(Source data)
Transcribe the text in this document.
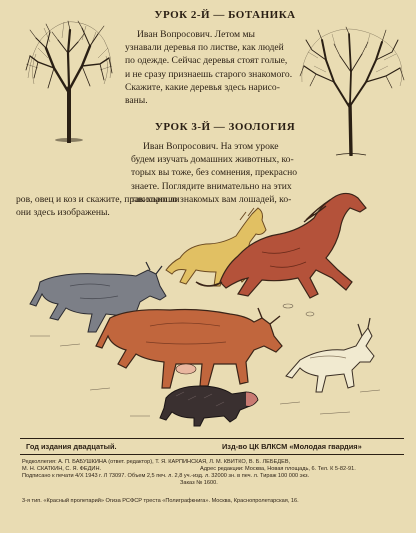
УРОК 2-Й — БОТАНИКА
Иван Вопросович. Летом мы
узнавали деревья по листве, как людей
по одежде. Сейчас деревья стоят голые,
и не сразу признаешь старого знакомого.
Скажите, какие деревья здесь нарисо-
ваны.
УРОК 3-Й — ЗООЛОГИЯ
Иван Вопросович. На этом уроке
будем изучать домашних животных, ко-
торых вы тоже, без сомнения, прекрасно
знаете. Поглядите внимательно на этих
так хорошо знакомых вам лошадей, ко-
ров, овец и коз и скажите, правильно ли
они здесь изображены.
Год издания двадцатый.	Изд-во ЦК ВЛКСМ «Молодая гвардия»
Редколлегия: А. П. БАБУШКИНА (ответ. редактор), Т. Я. КАРПИНСКАЯ, Л. М. КВИТКО, В. Б. ЛЕБЕДЕВ,
М. Н. СКАТКИН, С. Я. ФЕДИН.	Адрес редакции: Москва, Новая площадь, 6. Тел. К 5-82-91.
Подписано к печати 4/X 1943 г. Л 73097. Объем 2,5 печ. л. 2,8 уч.-изд. л. 32000 зн. в печ. л. Тираж 100 000 экз.
Заказ № 1600.
3-я тип. «Красный пролетарий» Огиза РСФСР треста «Полиграфкнига». Москва, Краснопролетарская, 16.
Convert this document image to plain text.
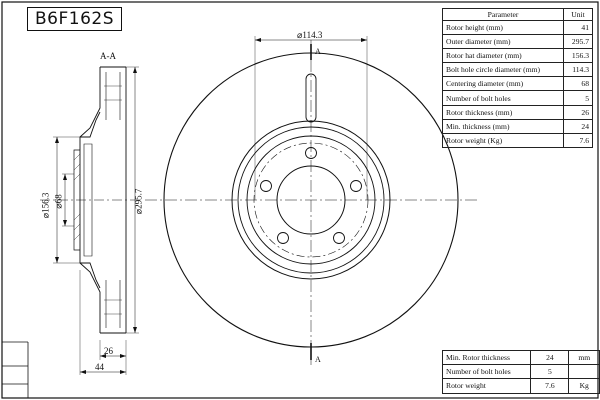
B6F162S
A-A
⌀295.7
⌀156.3 ⌀68
26
44
⌀114.3
A
A
Parameter	Unit
Rotor height (mm)	41
Outer diameter (mm)	295.7
Rotor hat diameter (mm)	156.3
Bolt hole circle diameter (mm)	114.3
Centering diameter (mm)	68
Number of bolt holes	5
Rotor thickness (mm)	26
Min. thickness (mm)	24
Rotor weight (Kg)	7.6
Min. Rotor thickness	24	mm
Number of bolt holes	5	
Rotor weight	7.6	Kg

AIM OF THE TASK :: Without the pictures, copy the material exactly as given.

EXERCISE RESPONSE ::
Transcribe the text in this document.
УРОК 2-Й — БОТАНИКА
Иван Вопросович. Летом мы
узнавали деревья по листве, как людей
по одежде. Сейчас деревья стоят голые,
и не сразу признаешь старого знакомого.
Скажите, какие деревья здесь нарисо-
ваны.
УРОК 3-Й — ЗООЛОГИЯ
Иван Вопросович. На этом уроке
будем изучать домашних животных, ко-
торых вы тоже, без сомнения, прекрасно
знаете. Поглядите внимательно на этих
так хорошо знакомых вам лошадей, ко-
ров, овец и коз и скажите, правильно ли
они здесь изображены.
Год издания двадцатый.	Изд-во ЦК ВЛКСМ «Молодая гвардия»
Редколлегия: А. П. БАБУШКИНА (ответ. редактор), Т. Я. КАРПИНСКАЯ, Л. М. КВИТКО, В. Б. ЛЕБЕДЕВ,
М. Н. СКАТКИН, С. Я. ФЕДИН.	Адрес редакции: Москва, Новая площадь, 6. Тел. К 5-82-91.
Подписано к печати 4/X 1943 г. Л 73097. Объем 2,5 печ. л. 2,8 уч.-изд. л. 32000 зн. в печ. л. Тираж 100 000 экз.
Заказ № 1600.
3-я тип. «Красный пролетарий» Огиза РСФСР треста «Полиграфкнига». Москва, Краснопролетарская, 16.
Convert this document image to plain text.
B6F162S
A-A
⌀295.7
⌀156.3 ⌀68
26
44
⌀114.3
A
A
Parameter	Unit
Rotor height (mm)	41
Outer diameter (mm)	295.7
Rotor hat diameter (mm)	156.3
Bolt hole circle diameter (mm)	114.3
Centering diameter (mm)	68
Number of bolt holes	5
Rotor thickness (mm)	26
Min. thickness (mm)	24
Rotor weight (Kg)	7.6
Min. Rotor thickness	24	mm
Number of bolt holes	5	
Rotor weight	7.6	Kg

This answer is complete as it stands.